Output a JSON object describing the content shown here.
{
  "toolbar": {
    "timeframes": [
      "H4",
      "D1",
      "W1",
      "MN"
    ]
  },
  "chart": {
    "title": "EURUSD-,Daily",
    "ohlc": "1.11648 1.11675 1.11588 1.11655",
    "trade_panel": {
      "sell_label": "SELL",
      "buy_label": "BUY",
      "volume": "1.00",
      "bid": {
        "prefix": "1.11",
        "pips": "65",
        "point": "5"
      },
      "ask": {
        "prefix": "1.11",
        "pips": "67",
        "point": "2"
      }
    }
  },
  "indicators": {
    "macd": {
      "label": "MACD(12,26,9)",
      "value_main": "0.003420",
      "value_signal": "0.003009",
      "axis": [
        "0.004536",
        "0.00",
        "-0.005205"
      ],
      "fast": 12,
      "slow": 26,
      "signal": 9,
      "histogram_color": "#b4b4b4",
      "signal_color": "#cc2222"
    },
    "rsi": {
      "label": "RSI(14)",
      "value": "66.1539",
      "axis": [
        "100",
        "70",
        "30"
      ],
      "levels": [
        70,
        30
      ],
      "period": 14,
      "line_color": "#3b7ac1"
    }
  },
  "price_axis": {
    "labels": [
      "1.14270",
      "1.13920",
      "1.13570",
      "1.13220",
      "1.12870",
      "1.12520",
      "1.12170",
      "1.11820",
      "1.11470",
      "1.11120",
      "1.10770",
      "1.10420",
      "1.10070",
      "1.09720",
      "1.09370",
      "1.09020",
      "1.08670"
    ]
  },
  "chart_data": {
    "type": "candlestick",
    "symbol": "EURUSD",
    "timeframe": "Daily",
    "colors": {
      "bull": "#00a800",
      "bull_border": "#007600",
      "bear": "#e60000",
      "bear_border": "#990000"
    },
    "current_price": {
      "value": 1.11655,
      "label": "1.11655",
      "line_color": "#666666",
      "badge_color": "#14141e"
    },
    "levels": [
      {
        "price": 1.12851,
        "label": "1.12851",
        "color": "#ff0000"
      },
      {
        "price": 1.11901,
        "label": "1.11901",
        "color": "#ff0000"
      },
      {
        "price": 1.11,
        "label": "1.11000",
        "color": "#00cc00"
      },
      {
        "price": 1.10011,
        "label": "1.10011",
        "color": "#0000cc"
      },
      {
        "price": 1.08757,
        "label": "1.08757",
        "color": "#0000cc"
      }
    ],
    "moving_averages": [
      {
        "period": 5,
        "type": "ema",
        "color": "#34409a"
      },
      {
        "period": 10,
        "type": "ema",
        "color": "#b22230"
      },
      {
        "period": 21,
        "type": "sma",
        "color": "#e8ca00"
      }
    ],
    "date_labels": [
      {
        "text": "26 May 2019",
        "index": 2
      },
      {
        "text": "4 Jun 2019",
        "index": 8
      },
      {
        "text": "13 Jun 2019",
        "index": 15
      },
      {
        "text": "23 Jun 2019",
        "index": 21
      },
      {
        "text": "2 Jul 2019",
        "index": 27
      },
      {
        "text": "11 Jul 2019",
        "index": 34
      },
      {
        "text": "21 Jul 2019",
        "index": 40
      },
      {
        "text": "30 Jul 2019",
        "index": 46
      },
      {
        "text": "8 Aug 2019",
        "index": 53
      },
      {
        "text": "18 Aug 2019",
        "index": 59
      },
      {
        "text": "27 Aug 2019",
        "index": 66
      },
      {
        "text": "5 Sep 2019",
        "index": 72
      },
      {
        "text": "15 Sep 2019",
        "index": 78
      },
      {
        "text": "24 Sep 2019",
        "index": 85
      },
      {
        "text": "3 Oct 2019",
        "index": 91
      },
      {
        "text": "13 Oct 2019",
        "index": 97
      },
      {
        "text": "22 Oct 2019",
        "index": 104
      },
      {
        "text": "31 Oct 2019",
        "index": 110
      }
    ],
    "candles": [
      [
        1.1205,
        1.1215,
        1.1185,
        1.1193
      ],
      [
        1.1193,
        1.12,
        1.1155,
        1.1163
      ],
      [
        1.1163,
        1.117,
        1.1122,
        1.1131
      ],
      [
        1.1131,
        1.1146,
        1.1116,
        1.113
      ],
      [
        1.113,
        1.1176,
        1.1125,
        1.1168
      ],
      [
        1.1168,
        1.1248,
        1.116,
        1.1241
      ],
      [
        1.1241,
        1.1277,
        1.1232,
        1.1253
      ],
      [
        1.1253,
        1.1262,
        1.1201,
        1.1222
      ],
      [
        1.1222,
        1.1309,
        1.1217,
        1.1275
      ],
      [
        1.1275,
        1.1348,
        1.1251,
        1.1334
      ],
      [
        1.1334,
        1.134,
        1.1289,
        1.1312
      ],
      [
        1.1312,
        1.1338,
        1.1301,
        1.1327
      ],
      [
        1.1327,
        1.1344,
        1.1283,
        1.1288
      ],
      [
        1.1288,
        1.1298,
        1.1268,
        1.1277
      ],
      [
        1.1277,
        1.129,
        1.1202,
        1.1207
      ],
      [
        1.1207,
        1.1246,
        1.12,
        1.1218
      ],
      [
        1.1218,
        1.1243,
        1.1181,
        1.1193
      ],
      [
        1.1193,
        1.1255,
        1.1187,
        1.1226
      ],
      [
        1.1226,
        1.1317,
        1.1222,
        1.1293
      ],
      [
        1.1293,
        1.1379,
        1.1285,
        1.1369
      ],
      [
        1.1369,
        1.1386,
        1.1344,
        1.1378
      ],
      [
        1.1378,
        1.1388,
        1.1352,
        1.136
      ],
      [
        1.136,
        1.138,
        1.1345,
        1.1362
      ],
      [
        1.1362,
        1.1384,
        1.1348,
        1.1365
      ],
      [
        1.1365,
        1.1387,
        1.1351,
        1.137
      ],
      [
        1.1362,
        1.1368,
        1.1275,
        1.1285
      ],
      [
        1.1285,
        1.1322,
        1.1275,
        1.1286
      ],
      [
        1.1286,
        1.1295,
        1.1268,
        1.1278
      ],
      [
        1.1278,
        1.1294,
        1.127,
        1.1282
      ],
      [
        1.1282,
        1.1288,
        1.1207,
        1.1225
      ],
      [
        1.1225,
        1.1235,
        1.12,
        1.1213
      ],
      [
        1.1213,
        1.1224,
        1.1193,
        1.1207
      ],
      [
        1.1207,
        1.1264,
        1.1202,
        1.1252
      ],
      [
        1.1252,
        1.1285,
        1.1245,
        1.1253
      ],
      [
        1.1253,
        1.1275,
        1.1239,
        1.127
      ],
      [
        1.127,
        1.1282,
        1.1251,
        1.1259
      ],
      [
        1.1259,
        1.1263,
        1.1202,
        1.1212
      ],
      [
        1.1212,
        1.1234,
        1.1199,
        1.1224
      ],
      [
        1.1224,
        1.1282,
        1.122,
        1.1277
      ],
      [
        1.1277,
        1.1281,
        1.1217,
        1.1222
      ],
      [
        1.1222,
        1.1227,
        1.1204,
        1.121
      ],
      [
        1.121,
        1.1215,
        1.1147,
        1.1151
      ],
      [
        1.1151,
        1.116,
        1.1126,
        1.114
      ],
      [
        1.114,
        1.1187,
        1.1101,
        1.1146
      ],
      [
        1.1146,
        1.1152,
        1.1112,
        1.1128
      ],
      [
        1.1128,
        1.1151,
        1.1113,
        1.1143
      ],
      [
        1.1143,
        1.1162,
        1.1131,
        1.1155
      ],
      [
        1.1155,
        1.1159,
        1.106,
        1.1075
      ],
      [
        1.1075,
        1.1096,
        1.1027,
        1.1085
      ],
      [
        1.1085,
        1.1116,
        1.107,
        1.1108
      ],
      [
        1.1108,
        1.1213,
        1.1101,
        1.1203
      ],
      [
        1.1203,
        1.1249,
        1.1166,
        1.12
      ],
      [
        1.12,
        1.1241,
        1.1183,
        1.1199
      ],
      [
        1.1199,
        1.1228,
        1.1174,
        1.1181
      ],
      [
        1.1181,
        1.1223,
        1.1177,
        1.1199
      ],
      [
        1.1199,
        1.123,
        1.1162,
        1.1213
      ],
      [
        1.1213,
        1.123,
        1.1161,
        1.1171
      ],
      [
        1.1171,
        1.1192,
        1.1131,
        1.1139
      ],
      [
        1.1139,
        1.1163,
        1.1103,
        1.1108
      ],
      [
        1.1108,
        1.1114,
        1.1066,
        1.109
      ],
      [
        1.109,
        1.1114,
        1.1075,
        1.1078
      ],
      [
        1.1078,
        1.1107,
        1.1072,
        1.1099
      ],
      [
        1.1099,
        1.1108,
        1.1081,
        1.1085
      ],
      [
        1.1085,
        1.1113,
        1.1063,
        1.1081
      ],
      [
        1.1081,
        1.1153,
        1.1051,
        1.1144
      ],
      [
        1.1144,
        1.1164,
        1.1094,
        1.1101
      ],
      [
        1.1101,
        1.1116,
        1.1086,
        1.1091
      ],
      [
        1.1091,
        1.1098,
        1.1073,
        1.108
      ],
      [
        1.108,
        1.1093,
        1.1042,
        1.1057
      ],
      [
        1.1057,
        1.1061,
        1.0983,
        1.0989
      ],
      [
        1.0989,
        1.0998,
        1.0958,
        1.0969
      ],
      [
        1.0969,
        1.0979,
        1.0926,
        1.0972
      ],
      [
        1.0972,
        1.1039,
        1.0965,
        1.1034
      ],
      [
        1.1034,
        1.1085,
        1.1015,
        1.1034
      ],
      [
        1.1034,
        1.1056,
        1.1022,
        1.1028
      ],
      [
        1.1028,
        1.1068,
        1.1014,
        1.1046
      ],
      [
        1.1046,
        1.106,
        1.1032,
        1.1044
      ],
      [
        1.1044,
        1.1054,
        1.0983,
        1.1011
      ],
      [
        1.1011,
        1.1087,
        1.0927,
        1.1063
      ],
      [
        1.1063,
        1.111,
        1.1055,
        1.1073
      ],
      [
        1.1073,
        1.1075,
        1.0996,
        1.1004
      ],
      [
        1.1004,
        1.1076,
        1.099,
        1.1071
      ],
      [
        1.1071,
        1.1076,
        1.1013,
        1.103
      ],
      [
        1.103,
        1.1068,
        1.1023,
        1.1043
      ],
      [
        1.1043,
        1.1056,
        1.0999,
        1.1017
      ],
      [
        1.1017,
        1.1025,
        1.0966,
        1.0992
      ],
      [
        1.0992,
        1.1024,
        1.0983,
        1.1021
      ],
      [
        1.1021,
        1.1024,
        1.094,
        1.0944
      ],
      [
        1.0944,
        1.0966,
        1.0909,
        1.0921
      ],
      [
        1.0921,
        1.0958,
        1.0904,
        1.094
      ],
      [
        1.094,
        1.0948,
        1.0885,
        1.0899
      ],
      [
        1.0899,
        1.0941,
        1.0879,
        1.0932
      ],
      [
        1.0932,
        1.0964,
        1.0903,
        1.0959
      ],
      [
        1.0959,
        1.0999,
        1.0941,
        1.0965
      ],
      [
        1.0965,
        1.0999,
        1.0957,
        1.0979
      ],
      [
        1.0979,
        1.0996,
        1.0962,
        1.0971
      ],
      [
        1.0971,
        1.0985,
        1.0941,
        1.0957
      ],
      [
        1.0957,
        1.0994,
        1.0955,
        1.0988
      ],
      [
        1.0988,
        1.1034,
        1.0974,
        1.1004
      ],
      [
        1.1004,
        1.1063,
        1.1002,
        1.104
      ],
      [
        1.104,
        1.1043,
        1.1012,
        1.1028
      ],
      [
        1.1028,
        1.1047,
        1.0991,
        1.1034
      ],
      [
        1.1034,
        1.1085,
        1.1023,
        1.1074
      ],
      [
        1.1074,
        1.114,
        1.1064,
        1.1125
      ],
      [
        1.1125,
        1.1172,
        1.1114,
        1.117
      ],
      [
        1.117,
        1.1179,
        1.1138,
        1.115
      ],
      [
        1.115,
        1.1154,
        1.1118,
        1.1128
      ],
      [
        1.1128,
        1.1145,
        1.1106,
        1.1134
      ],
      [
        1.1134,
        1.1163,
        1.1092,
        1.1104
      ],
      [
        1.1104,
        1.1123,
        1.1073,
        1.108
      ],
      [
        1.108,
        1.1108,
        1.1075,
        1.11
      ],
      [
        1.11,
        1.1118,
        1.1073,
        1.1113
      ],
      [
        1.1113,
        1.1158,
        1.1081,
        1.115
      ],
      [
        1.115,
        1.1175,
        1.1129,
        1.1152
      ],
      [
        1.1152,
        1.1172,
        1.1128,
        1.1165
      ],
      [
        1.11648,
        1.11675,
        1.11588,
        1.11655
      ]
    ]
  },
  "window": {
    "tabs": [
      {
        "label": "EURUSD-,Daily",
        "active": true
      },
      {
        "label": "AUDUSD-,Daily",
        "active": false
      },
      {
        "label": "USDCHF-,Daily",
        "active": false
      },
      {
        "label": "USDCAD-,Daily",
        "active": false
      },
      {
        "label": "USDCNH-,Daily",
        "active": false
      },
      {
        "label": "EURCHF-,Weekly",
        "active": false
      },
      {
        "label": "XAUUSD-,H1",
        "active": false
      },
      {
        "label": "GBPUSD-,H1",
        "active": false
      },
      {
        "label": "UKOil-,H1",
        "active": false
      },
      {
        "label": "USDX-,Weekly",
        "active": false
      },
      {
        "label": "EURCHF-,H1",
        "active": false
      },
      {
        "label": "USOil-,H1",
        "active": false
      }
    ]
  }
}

::::::

> **Task**
Look for "EURUSD" and pull out every line that has it.

> **The answer**
    "title": "EURUSD-,Daily",
    "symbol": "EURUSD",
        "label": "EURUSD-,Daily",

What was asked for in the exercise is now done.